#### [Task requirements]
Pick up the post about the Guild Wars 2 quest A Light in the Darkness after its final sentence and keep writing it.

#### [Excerpted text]

--

GW2: A Light in the Darkness

Wow. Just… wow.

I did the level 55 Personal Story quest: A Light in the Darkness a day ago or so, and it is one of the most awesome experiences I’ve had so far in not just this game, but my MMO history. Crazy good level design. Huge kudos to all the folks involved in creating this.

If I weren’t already a die-hard alt-holic, this would make me take quite a few characters up high enough just so that they could go through it too. I’d classify it along the lines of the sort of rousing heroic storytelling sort of on-par with the Nightfall ending and the Eye of the North finale, so you can have an idea of whether you’d like it or not, if you’ve played the original.

It’s the sort of thing that makes me feel “oh no, I’m getting near the end of this great story, and I really hope GW2 comes out with another chapter, another sequel, another expansion soon, cos I want MORE, dammit.” (Yeah, barely one week into the game’s launch, realistic, much?)

Some spoilers follow, so be duly warned:

When you see such a grand painting on the loadscreen for the mission, you know you’re in for something really special.

Essentially, A Light in the Darkness sets up foreshadowing for (I presume) the eventual moment that you hit level 80 and get to go to Orr and Arah and (maybe) confront Zhaitan.

Just as the Ringbearer seeks out Galadriel for a vision of the future, you seek out the Pale Tree for a vision of the future by entering the Dream (which is ever so slightly more hazardous than looking into a bowl of sacred water.)

There’s some wonderful storytelling and voice work. The NPC companion whom you would have met in an earlier part of the story narrates the history of Orr as you progress through the map, mentioning key characters like Vizier Khilbron’s reading of the Lost Scrolls to stop the Charr invasion (which caused a Cataclysm that sunk Orr) and it immediately made me want to run back to Guild Wars 1 to see the Vizier again in the missions where we meet him, and check out all the references in the first game.

--

#### [Dataset section]
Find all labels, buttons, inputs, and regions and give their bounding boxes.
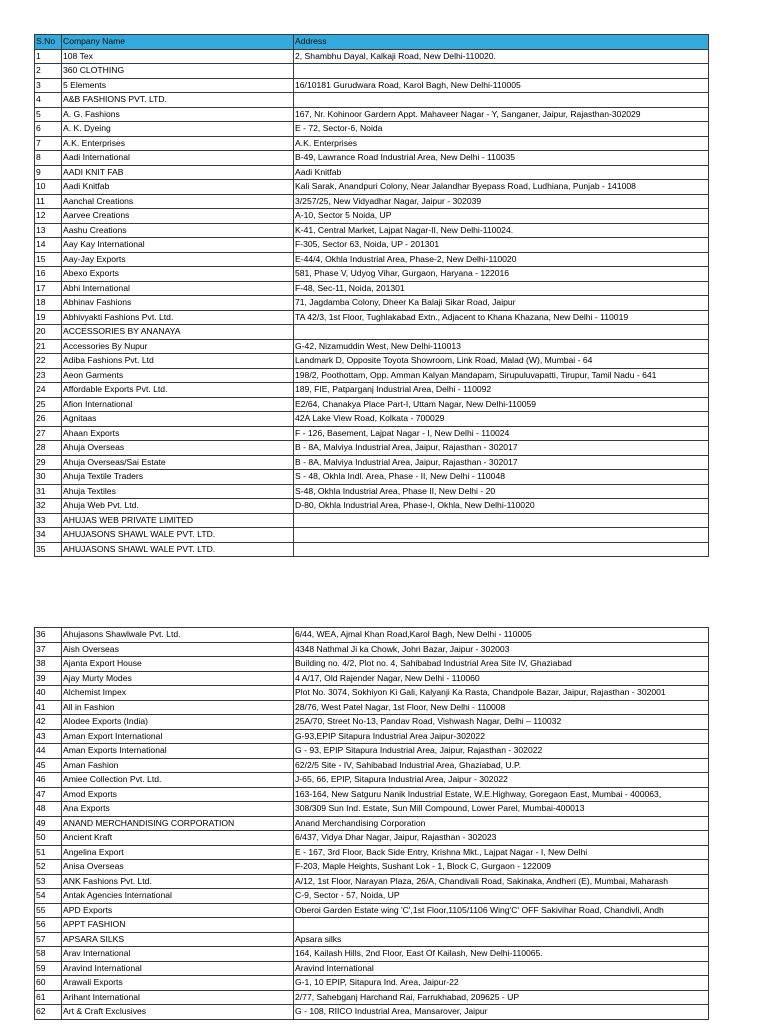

--

#### [Response to the task]
God, I love GW lore. Those of you coming into GW2 completely new to the world don’t know what you’re missing. (Take some time to work through GW1 later, if you can.) The lore bible is thick and goes back way more than 250 years in history and there are all kinds of references all over the place, ArenaNet pays so so much attention to immersion.

Speaking of which, this was the first time my Charr, who has been primarily staying in human and Charr zones working to help the peace treaty to stay more or less RP background and lore-appropriate, got to the Sylvari areas. And got to see Ventari’s tablet. (Screenshotting it was not easy, the stupid camera still needs some work done on it.)

It looks like the real deal, all right, and if you bothered with a New Krytan translation, you’d see that someone took the trouble to inscribe the tenets onto it.

I only bothered to check the first two lines, “Live life well, and fully, and waste nothing” and “Do not fear difficulty. Hard ground makes strong roots” so the rest of it could be an ad for dish soap as far as I know, but I doubt it, GW loves their lore. (The rest of the tenets can be read by referring to the Ventari Tablet wiki page.)

When you’re in the Dream, Arah looks glorious. Golden foggy and far away, but glorious. I can’t wait until I can get there for real, and see what has happened in the wake of the Elder Dragon, which I guess, is the point of setting up the foreshadowing.

There are a couple more optional conversations with Dream reflections of Destiny’s Edge, which allude to the storyline in the book, and explains a little more on why they’re all so screwed up now.

In a way, it’s very clever. One needs signature characters in an MMO in order to have some lore, but the signature characters, if too heroic, are always in danger of overshadowing the player character, making the player feel like Gandalf’s errand boy or playing a second-string story alongside the real protagonists’ stories.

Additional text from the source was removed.